RAW RECORDS:

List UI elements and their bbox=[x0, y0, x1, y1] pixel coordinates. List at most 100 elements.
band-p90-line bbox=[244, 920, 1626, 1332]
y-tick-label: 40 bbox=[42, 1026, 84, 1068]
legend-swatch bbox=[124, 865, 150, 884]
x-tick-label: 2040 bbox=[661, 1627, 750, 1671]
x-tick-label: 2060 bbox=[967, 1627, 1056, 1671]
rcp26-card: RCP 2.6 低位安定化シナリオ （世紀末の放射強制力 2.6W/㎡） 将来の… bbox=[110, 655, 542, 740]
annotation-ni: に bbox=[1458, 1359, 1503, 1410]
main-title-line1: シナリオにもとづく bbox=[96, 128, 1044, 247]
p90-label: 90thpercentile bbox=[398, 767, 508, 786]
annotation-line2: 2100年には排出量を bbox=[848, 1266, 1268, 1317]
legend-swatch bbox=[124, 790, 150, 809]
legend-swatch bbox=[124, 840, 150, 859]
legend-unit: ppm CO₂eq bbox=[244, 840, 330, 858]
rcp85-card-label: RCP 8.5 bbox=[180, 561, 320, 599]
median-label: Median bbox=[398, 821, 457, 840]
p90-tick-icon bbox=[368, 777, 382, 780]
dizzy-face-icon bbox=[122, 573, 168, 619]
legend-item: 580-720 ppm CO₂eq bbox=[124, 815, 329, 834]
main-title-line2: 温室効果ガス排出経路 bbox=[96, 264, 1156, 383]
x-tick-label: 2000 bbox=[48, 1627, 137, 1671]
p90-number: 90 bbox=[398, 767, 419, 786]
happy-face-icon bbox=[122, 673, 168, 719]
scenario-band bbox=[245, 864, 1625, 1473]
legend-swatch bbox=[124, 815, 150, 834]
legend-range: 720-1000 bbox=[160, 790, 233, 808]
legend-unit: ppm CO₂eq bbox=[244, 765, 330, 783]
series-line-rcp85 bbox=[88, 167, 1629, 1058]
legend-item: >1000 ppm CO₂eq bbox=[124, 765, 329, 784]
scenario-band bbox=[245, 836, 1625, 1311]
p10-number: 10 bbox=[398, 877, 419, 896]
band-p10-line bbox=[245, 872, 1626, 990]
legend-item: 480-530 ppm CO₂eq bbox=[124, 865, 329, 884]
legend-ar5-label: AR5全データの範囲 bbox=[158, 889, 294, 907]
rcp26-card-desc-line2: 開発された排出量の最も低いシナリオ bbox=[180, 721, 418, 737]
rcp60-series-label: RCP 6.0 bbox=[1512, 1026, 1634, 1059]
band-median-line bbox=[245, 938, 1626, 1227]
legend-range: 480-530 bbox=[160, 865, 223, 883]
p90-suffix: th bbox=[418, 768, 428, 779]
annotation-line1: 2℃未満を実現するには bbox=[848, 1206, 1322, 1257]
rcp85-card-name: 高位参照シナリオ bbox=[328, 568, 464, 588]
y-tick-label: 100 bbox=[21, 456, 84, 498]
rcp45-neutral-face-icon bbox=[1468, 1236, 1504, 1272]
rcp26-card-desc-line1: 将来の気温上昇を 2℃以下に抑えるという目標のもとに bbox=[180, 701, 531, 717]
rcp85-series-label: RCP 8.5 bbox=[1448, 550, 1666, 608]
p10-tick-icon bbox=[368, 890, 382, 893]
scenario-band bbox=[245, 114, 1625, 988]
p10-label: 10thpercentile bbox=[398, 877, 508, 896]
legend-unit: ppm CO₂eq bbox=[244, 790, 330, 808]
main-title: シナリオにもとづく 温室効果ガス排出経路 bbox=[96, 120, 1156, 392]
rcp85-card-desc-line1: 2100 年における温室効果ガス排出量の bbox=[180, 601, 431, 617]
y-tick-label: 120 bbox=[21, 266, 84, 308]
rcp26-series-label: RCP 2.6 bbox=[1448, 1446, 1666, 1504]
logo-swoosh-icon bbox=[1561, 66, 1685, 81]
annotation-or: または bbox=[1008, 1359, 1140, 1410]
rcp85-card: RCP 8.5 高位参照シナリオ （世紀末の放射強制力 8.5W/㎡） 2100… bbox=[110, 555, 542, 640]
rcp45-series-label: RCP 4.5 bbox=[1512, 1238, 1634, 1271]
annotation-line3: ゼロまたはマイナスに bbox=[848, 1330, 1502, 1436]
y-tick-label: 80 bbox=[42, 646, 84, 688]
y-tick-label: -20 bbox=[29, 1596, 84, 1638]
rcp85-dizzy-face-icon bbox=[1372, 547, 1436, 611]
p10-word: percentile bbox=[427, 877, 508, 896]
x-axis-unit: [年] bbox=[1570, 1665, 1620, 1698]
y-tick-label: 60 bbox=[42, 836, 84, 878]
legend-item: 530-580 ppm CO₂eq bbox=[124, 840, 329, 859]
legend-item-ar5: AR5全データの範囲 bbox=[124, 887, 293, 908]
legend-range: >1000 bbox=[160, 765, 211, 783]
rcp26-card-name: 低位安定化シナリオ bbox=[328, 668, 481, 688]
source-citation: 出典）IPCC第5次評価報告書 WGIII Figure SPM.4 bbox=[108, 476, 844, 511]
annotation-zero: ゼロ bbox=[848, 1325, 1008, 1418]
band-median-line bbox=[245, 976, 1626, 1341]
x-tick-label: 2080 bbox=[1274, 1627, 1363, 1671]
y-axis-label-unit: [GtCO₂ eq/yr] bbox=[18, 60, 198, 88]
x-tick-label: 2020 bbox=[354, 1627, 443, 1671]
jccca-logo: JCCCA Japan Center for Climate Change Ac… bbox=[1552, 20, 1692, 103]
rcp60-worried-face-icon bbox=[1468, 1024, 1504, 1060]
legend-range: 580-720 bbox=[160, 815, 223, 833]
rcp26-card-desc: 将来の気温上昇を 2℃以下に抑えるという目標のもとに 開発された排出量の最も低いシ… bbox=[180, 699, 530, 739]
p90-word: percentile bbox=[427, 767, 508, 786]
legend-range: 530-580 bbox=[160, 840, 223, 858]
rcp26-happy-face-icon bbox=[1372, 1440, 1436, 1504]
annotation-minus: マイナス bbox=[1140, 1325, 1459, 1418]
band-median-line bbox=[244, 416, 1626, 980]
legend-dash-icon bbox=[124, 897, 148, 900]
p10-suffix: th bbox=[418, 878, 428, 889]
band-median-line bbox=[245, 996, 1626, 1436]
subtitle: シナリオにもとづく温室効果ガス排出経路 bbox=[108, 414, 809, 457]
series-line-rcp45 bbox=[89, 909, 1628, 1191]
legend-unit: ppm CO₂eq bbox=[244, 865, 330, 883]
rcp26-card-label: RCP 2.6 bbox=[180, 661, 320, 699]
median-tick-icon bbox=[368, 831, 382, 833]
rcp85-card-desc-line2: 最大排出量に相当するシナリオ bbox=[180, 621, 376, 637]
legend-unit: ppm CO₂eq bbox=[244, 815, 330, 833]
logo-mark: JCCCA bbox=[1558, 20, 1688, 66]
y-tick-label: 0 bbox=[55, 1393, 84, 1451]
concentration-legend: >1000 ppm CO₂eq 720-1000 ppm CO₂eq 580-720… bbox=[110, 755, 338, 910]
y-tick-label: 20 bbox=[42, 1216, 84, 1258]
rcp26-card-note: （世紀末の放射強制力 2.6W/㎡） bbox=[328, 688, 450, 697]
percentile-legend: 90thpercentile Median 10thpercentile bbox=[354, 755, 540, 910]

PROMPT:
Place every line above into a JSON list of strings, one string per line, with blank lines omitted.

FULL SOLUTION:
[
  "List UI elements and their bbox=[x0, y0, x1, y1] pixel coordinates. List at most 100 elements.",
  "band-p90-line bbox=[244, 920, 1626, 1332]",
  "y-tick-label: 40 bbox=[42, 1026, 84, 1068]",
  "legend-swatch bbox=[124, 865, 150, 884]",
  "x-tick-label: 2040 bbox=[661, 1627, 750, 1671]",
  "x-tick-label: 2060 bbox=[967, 1627, 1056, 1671]",
  "rcp26-card: RCP 2.6 低位安定化シナリオ （世紀末の放射強制力 2.6W/㎡） 将来の… bbox=[110, 655, 542, 740]",
  "annotation-ni: に bbox=[1458, 1359, 1503, 1410]",
  "main-title-line1: シナリオにもとづく bbox=[96, 128, 1044, 247]",
  "p90-label: 90thpercentile bbox=[398, 767, 508, 786]",
  "annotation-line2: 2100年には排出量を bbox=[848, 1266, 1268, 1317]",
  "legend-swatch bbox=[124, 790, 150, 809]",
  "legend-swatch bbox=[124, 840, 150, 859]",
  "legend-unit: ppm CO₂eq bbox=[244, 840, 330, 858]",
  "rcp85-card-label: RCP 8.5 bbox=[180, 561, 320, 599]",
  "median-label: Median bbox=[398, 821, 457, 840]",
  "p90-tick-icon bbox=[368, 777, 382, 780]",
  "dizzy-face-icon bbox=[122, 573, 168, 619]",
  "legend-item: 580-720 ppm CO₂eq bbox=[124, 815, 329, 834]",
  "main-title-line2: 温室効果ガス排出経路 bbox=[96, 264, 1156, 383]",
  "x-tick-label: 2000 bbox=[48, 1627, 137, 1671]",
  "p90-number: 90 bbox=[398, 767, 419, 786]",
  "happy-face-icon bbox=[122, 673, 168, 719]",
  "scenario-band bbox=[245, 864, 1625, 1473]",
  "legend-swatch bbox=[124, 815, 150, 834]",
  "legend-range: 720-1000 bbox=[160, 790, 233, 808]",
  "legend-unit: ppm CO₂eq bbox=[244, 765, 330, 783]",
  "series-line-rcp85 bbox=[88, 167, 1629, 1058]",
  "legend-item: >1000 ppm CO₂eq bbox=[124, 765, 329, 784]",
  "scenario-band bbox=[245, 836, 1625, 1311]",
  "p10-number: 10 bbox=[398, 877, 419, 896]",
  "band-p10-line bbox=[245, 872, 1626, 990]",
  "legend-item: 480-530 ppm CO₂eq bbox=[124, 865, 329, 884]",
  "legend-ar5-label: AR5全データの範囲 bbox=[158, 889, 294, 907]",
  "rcp26-card-desc-line2: 開発された排出量の最も低いシナリオ bbox=[180, 721, 418, 737]",
  "rcp60-series-label: RCP 6.0 bbox=[1512, 1026, 1634, 1059]",
  "band-median-line bbox=[245, 938, 1626, 1227]",
  "legend-range: 480-530 bbox=[160, 865, 223, 883]",
  "p90-suffix: th bbox=[418, 768, 428, 779]",
  "annotation-line1: 2℃未満を実現するには bbox=[848, 1206, 1322, 1257]",
  "rcp85-card-name: 高位参照シナリオ bbox=[328, 568, 464, 588]",
  "y-tick-label: 100 bbox=[21, 456, 84, 498]",
  "rcp45-neutral-face-icon bbox=[1468, 1236, 1504, 1272]",
  "rcp26-card-desc-line1: 将来の気温上昇を 2℃以下に抑えるという目標のもとに bbox=[180, 701, 531, 717]",
  "rcp85-series-label: RCP 8.5 bbox=[1448, 550, 1666, 608]",
  "p10-tick-icon bbox=[368, 890, 382, 893]",
  "scenario-band bbox=[245, 114, 1625, 988]",
  "p10-label: 10thpercentile bbox=[398, 877, 508, 896]",
  "legend-unit: ppm CO₂eq bbox=[244, 790, 330, 808]",
  "main-title: シナリオにもとづく 温室効果ガス排出経路 bbox=[96, 120, 1156, 392]",
  "rcp85-card-desc-line1: 2100 年における温室効果ガス排出量の bbox=[180, 601, 431, 617]",
  "y-tick-label: 120 bbox=[21, 266, 84, 308]",
  "rcp26-series-label: RCP 2.6 bbox=[1448, 1446, 1666, 1504]",
  "logo-swoosh-icon bbox=[1561, 66, 1685, 81]",
  "annotation-or: または bbox=[1008, 1359, 1140, 1410]",
  "rcp85-card: RCP 8.5 高位参照シナリオ （世紀末の放射強制力 8.5W/㎡） 2100… bbox=[110, 555, 542, 640]",
  "rcp45-series-label: RCP 4.5 bbox=[1512, 1238, 1634, 1271]",
  "annotation-line3: ゼロまたはマイナスに bbox=[848, 1330, 1502, 1436]",
  "y-tick-label: 80 bbox=[42, 646, 84, 688]",
  "y-tick-label: -20 bbox=[29, 1596, 84, 1638]",
  "rcp85-dizzy-face-icon bbox=[1372, 547, 1436, 611]",
  "p10-word: percentile bbox=[427, 877, 508, 896]",
  "x-axis-unit: [年] bbox=[1570, 1665, 1620, 1698]",
  "y-tick-label: 60 bbox=[42, 836, 84, 878]",
  "legend-item: 530-580 ppm CO₂eq bbox=[124, 840, 329, 859]",
  "legend-item-ar5: AR5全データの範囲 bbox=[124, 887, 293, 908]",
  "legend-range: >1000 bbox=[160, 765, 211, 783]",
  "rcp26-card-name: 低位安定化シナリオ bbox=[328, 668, 481, 688]",
  "source-citation: 出典）IPCC第5次評価報告書 WGIII Figure SPM.4 bbox=[108, 476, 844, 511]",
  "annotation-zero: ゼロ bbox=[848, 1325, 1008, 1418]",
  "band-median-line bbox=[245, 976, 1626, 1341]",
  "x-tick-label: 2080 bbox=[1274, 1627, 1363, 1671]",
  "y-axis-label-unit: [GtCO₂ eq/yr] bbox=[18, 60, 198, 88]",
  "x-tick-label: 2020 bbox=[354, 1627, 443, 1671]",
  "jccca-logo: JCCCA Japan Center for Climate Change Ac… bbox=[1552, 20, 1692, 103]",
  "rcp60-worried-face-icon bbox=[1468, 1024, 1504, 1060]",
  "legend-range: 580-720 bbox=[160, 815, 223, 833]",
  "rcp26-card-desc: 将来の気温上昇を 2℃以下に抑えるという目標のもとに 開発された排出量の最も低いシ… bbox=[180, 699, 530, 739]",
  "p90-word: percentile bbox=[427, 767, 508, 786]",
  "legend-range: 530-580 bbox=[160, 840, 223, 858]",
  "rcp26-happy-face-icon bbox=[1372, 1440, 1436, 1504]",
  "annotation-minus: マイナス bbox=[1140, 1325, 1459, 1418]",
  "band-median-line bbox=[244, 416, 1626, 980]",
  "legend-dash-icon bbox=[124, 897, 148, 900]",
  "p10-suffix: th bbox=[418, 878, 428, 889]",
  "band-median-line bbox=[245, 996, 1626, 1436]",
  "subtitle: シナリオにもとづく温室効果ガス排出経路 bbox=[108, 414, 809, 457]",
  "series-line-rcp45 bbox=[89, 909, 1628, 1191]",
  "legend-unit: ppm CO₂eq bbox=[244, 865, 330, 883]",
  "rcp26-card-label: RCP 2.6 bbox=[180, 661, 320, 699]",
  "median-tick-icon bbox=[368, 831, 382, 833]",
  "rcp85-card-desc-line2: 最大排出量に相当するシナリオ bbox=[180, 621, 376, 637]",
  "legend-unit: ppm CO₂eq bbox=[244, 815, 330, 833]",
  "logo-mark: JCCCA bbox=[1558, 20, 1688, 66]",
  "y-tick-label: 0 bbox=[55, 1393, 84, 1451]",
  "concentration-legend: >1000 ppm CO₂eq 720-1000 ppm CO₂eq 580-720… bbox=[110, 755, 338, 910]",
  "y-tick-label: 20 bbox=[42, 1216, 84, 1258]",
  "rcp26-card-note: （世紀末の放射強制力 2.6W/㎡） bbox=[328, 688, 450, 697]",
  "percentile-legend: 90thpercentile Median 10thpercentile bbox=[354, 755, 540, 910]"
]